**Problem:** Extract the full set of records that follows, word for word.

**Provided material:**
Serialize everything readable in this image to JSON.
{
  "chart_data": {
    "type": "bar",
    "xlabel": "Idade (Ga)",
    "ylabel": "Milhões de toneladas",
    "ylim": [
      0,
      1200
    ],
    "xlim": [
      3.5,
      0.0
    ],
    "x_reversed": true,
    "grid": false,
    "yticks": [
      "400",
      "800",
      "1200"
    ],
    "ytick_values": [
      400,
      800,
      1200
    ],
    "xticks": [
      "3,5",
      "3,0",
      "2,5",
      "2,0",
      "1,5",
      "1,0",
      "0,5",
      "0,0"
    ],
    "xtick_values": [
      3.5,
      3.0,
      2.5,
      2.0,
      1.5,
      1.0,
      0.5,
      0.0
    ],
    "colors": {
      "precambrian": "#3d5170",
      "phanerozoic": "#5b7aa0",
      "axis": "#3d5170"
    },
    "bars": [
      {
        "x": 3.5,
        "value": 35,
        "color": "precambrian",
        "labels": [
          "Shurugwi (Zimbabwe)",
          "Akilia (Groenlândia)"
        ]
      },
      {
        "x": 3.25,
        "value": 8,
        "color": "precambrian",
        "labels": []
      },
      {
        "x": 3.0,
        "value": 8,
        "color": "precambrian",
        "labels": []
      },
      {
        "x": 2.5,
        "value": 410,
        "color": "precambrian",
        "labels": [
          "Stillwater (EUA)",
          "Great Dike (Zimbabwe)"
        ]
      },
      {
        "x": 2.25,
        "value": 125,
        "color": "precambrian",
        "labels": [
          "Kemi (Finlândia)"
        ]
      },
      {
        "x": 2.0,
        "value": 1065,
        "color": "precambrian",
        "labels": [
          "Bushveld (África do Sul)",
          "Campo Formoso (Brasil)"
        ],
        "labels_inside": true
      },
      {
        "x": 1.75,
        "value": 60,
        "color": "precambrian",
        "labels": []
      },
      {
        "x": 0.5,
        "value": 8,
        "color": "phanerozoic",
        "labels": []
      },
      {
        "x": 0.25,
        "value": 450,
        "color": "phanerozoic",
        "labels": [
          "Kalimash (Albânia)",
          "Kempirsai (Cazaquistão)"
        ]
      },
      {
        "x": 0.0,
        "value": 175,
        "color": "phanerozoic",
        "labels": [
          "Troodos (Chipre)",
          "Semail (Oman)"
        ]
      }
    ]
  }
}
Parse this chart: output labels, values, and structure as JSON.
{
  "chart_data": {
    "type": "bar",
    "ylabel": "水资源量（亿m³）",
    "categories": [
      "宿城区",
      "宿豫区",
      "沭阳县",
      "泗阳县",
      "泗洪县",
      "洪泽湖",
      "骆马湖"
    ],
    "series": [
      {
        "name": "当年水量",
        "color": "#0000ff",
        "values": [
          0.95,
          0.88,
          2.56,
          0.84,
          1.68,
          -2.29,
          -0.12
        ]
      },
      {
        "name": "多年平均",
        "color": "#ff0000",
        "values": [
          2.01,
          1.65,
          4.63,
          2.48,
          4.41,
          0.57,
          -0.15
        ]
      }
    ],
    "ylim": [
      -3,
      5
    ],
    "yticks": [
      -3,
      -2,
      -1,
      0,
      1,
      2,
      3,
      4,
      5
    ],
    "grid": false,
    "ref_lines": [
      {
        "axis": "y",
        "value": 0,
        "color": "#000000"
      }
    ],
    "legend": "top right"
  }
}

**Result of the task:**
Serialize everything readable in this image to JSON.
{
  "chart_data": {
    "type": "bar",
    "xlabel": "Idade (Ga)",
    "ylabel": "Milhões de toneladas",
    "ylim": [
      0,
      1200
    ],
    "xlim": [
      3.5,
      0.0
    ],
    "x_reversed": true,
    "grid": false,
    "yticks": [
      "400",
      "800",
      "1200"
    ],
    "ytick_values": [
      400,
      800,
      1200
    ],
    "xticks": [
      "3,5",
      "3,0",
      "2,5",
      "2,0",
      "1,5",
      "1,0",
      "0,5",
      "0,0"
    ],
    "xtick_values": [
      3.5,
      3.0,
      2.5,
      2.0,
      1.5,
      1.0,
      0.5,
      0.0
    ],
    "colors": {
      "precambrian": "#3d5170",
      "phanerozoic": "#5b7aa0",
      "axis": "#3d5170"
    },
    "bars": [
      {
        "x": 3.5,
        "value": 35,
        "color": "precambrian",
        "labels": [
          "Shurugwi (Zimbabwe)",
          "Akilia (Groenlândia)"
        ]
      },
      {
        "x": 3.25,
        "value": 8,
        "color": "precambrian",
        "labels": []
      },
      {
        "x": 3.0,
        "value": 8,
        "color": "precambrian",
        "labels": []
      },
      {
        "x": 2.5,
        "value": 410,
        "color": "precambrian",
        "labels": [
          "Stillwater (EUA)",
          "Great Dike (Zimbabwe)"
        ]
      },
      {
        "x": 2.25,
        "value": 125,
        "color": "precambrian",
        "labels": [
          "Kemi (Finlândia)"
        ]
      },
      {
        "x": 2.0,
        "value": 1065,
        "color": "precambrian",
        "labels": [
          "Bushveld (África do Sul)",
          "Campo Formoso (Brasil)"
        ],
        "labels_inside": true
      },
      {
        "x": 1.75,
        "value": 60,
        "color": "precambrian",
        "labels": []
      },
      {
        "x": 0.5,
        "value": 8,
        "color": "phanerozoic",
        "labels": []
      },
      {
        "x": 0.25,
        "value": 450,
        "color": "phanerozoic",
        "labels": [
          "Kalimash (Albânia)",
          "Kempirsai (Cazaquistão)"
        ]
      },
      {
        "x": 0.0,
        "value": 175,
        "color": "phanerozoic",
        "labels": [
          "Troodos (Chipre)",
          "Semail (Oman)"
        ]
      }
    ]
  }
}
Parse this chart: output labels, values, and structure as JSON.
{
  "chart_data": {
    "type": "bar",
    "ylabel": "水资源量（亿m³）",
    "categories": [
      "宿城区",
      "宿豫区",
      "沭阳县",
      "泗阳县",
      "泗洪县",
      "洪泽湖",
      "骆马湖"
    ],
    "series": [
      {
        "name": "当年水量",
        "color": "#0000ff",
        "values": [
          0.95,
          0.88,
          2.56,
          0.84,
          1.68,
          -2.29,
          -0.12
        ]
      },
      {
        "name": "多年平均",
        "color": "#ff0000",
        "values": [
          2.01,
          1.65,
          4.63,
          2.48,
          4.41,
          0.57,
          -0.15
        ]
      }
    ],
    "ylim": [
      -3,
      5
    ],
    "yticks": [
      -3,
      -2,
      -1,
      0,
      1,
      2,
      3,
      4,
      5
    ],
    "grid": false,
    "ref_lines": [
      {
        "axis": "y",
        "value": 0,
        "color": "#000000"
      }
    ],
    "legend": "top right"
  }
}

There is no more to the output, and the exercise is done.